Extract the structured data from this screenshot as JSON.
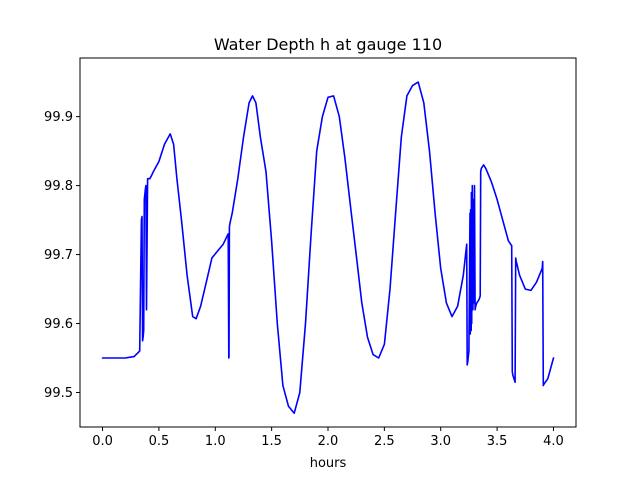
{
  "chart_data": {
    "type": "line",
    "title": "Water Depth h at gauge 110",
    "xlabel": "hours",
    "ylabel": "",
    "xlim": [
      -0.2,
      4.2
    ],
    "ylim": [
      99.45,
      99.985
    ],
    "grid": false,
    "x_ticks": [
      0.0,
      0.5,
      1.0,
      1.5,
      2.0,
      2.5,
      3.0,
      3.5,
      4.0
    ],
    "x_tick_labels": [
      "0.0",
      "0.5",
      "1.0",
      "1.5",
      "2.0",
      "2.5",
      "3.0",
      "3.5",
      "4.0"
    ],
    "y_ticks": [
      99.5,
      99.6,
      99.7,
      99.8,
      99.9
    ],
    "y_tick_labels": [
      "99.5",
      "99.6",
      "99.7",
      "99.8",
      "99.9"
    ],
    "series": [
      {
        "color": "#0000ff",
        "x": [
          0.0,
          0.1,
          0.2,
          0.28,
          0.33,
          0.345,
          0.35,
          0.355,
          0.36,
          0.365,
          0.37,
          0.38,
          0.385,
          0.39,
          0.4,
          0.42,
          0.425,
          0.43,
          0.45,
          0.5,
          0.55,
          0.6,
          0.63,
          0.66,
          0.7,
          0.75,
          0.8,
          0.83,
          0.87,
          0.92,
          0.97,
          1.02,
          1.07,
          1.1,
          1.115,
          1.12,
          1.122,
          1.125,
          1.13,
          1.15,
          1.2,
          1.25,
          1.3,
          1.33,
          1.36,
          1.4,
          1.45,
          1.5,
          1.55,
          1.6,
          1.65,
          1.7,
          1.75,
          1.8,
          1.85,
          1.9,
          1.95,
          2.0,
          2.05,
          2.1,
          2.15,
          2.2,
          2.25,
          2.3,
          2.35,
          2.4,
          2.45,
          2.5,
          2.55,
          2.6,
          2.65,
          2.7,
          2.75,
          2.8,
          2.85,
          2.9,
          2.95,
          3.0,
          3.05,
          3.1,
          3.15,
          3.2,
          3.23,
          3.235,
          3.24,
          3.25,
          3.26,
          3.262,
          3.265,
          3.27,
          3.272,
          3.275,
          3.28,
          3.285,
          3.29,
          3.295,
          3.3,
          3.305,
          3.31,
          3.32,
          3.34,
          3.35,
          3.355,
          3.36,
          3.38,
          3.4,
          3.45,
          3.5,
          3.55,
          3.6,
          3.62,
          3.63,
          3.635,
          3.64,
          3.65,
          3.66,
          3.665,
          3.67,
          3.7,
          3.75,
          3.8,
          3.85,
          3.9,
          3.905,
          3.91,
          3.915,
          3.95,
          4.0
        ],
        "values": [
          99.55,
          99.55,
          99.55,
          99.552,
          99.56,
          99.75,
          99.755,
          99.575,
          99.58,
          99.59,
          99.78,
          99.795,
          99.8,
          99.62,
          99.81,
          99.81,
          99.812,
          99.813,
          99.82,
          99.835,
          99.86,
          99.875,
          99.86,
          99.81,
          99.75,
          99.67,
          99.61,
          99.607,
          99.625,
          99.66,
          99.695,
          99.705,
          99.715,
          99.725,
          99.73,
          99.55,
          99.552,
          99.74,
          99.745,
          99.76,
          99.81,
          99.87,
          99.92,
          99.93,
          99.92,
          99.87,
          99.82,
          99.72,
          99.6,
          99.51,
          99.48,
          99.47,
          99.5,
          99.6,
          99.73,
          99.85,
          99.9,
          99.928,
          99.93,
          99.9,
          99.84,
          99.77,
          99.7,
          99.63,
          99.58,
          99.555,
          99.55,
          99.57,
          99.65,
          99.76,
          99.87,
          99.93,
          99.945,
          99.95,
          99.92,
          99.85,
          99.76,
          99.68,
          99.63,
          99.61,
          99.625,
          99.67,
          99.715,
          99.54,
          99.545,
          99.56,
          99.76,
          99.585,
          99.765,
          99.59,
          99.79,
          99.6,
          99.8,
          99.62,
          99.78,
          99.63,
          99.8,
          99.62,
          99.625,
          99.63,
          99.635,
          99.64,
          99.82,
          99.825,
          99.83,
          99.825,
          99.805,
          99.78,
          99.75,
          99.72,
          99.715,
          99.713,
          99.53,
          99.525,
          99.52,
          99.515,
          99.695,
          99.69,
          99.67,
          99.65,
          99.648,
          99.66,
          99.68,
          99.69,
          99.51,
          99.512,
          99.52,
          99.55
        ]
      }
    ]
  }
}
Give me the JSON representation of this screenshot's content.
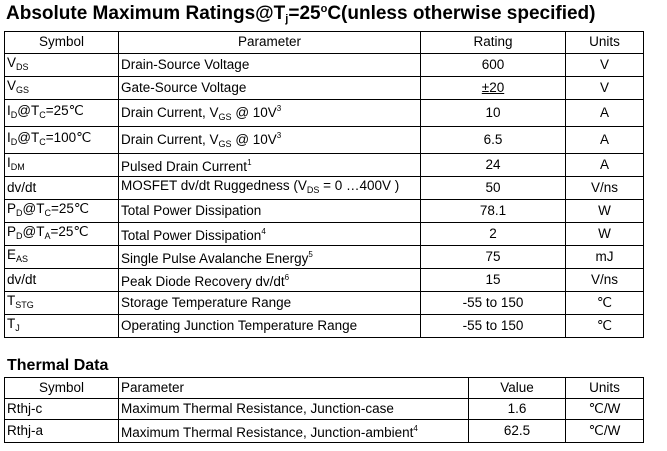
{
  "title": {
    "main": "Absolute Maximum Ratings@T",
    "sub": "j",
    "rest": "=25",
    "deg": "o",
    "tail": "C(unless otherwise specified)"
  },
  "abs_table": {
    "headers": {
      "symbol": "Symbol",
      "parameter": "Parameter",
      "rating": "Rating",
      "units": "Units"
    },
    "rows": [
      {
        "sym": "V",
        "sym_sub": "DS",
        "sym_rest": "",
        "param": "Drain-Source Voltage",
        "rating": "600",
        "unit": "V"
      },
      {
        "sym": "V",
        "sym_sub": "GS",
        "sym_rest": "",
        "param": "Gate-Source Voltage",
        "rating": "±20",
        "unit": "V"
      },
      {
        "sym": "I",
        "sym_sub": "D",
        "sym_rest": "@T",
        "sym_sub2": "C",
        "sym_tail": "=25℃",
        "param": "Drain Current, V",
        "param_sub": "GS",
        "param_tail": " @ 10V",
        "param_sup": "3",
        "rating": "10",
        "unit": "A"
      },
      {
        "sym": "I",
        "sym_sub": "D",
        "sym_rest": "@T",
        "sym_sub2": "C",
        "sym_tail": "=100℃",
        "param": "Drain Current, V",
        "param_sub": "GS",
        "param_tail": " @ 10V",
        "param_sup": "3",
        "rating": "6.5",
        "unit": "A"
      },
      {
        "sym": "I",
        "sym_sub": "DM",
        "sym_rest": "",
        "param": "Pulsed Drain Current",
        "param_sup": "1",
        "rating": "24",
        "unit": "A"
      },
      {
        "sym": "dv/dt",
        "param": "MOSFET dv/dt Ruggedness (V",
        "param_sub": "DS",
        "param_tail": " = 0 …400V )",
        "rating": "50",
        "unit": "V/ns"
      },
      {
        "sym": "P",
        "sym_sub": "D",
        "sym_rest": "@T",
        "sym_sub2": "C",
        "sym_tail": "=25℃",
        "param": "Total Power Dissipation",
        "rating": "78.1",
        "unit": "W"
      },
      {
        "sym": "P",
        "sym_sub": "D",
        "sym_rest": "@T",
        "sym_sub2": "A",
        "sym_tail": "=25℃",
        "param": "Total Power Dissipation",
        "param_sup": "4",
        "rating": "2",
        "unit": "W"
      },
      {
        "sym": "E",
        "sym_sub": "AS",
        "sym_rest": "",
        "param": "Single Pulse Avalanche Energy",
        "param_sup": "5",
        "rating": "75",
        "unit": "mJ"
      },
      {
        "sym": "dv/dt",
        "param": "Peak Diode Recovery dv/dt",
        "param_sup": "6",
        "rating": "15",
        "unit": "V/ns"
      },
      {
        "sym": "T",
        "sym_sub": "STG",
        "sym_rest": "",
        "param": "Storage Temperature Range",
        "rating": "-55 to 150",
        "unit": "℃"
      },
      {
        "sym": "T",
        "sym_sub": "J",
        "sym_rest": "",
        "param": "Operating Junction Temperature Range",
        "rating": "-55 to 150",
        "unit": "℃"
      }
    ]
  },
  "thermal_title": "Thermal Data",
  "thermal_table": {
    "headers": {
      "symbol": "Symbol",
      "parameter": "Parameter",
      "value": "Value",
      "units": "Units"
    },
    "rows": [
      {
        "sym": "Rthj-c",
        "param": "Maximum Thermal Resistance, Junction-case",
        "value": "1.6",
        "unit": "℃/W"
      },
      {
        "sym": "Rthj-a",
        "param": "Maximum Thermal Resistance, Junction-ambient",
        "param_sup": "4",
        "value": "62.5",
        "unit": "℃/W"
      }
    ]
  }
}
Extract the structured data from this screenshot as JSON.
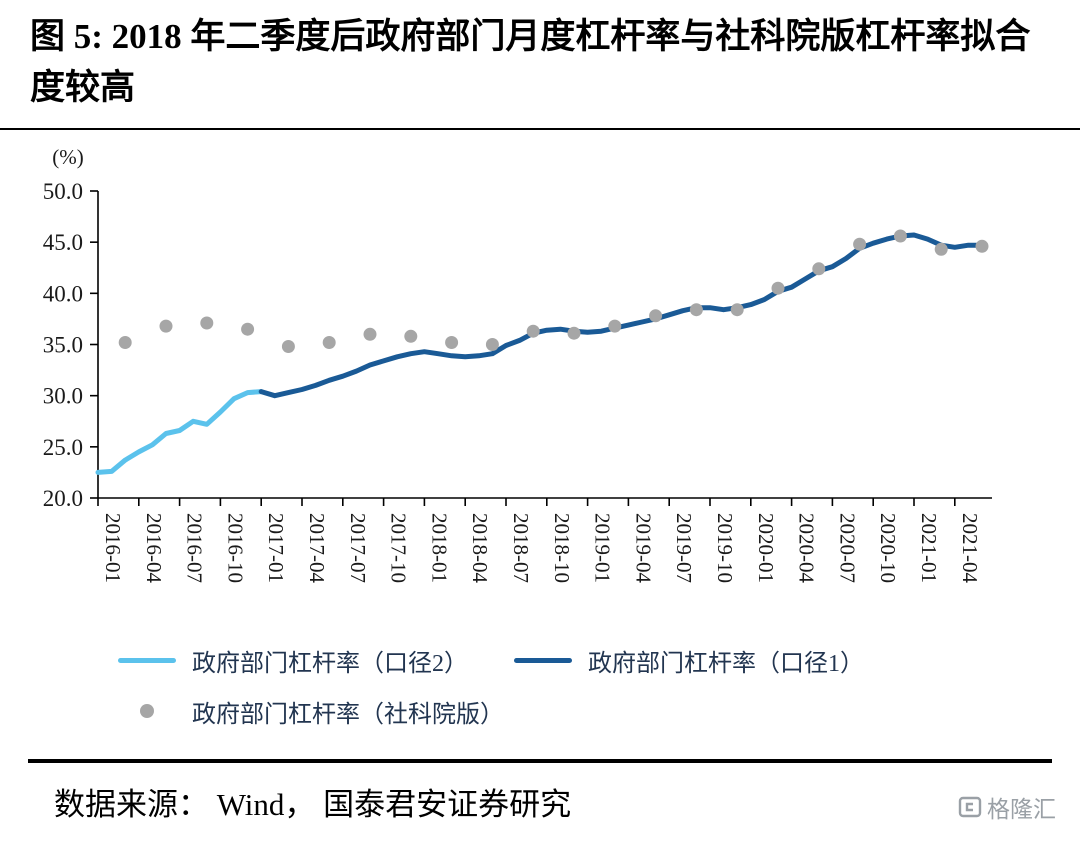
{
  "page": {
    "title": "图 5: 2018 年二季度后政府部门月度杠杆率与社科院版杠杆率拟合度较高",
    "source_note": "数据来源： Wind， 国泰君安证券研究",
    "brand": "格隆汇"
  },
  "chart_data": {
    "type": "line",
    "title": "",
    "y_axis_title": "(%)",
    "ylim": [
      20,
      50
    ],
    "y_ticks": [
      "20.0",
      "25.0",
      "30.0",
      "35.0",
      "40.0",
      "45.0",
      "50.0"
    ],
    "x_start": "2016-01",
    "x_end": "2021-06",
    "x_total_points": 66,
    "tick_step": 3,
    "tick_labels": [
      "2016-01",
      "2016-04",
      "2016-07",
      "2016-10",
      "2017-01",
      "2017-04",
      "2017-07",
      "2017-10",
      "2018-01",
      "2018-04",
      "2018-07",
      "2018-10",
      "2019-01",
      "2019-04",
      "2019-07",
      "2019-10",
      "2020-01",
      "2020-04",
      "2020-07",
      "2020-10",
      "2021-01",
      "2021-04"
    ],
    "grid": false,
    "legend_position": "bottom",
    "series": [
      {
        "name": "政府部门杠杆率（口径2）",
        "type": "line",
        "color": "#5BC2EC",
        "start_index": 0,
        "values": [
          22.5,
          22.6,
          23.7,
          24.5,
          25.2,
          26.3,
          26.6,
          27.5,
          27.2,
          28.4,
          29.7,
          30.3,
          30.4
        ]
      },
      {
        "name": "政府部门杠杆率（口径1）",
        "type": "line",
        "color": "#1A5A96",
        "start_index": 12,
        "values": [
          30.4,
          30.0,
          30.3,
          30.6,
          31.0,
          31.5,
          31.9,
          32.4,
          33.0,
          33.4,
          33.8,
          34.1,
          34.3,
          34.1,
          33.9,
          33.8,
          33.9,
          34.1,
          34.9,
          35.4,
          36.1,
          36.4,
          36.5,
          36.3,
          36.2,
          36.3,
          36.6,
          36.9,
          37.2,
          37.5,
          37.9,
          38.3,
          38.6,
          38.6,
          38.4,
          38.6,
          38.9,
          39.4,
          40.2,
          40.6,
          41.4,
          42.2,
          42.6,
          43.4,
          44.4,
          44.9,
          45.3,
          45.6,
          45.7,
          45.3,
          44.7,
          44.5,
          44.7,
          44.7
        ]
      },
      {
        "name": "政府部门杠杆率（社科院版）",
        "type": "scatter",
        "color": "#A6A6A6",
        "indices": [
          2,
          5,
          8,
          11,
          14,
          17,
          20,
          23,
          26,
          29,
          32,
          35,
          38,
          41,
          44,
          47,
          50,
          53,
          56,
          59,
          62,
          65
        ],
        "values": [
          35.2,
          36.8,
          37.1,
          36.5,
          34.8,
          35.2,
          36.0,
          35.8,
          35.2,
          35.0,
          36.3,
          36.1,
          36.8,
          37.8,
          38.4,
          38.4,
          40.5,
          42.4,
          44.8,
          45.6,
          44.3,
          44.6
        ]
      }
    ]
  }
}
══════════
TASK STATEMENT => Your answer should be a single number: the count of lines containing the word "Junction".

RESPONSE TO THE EXERCISE => 3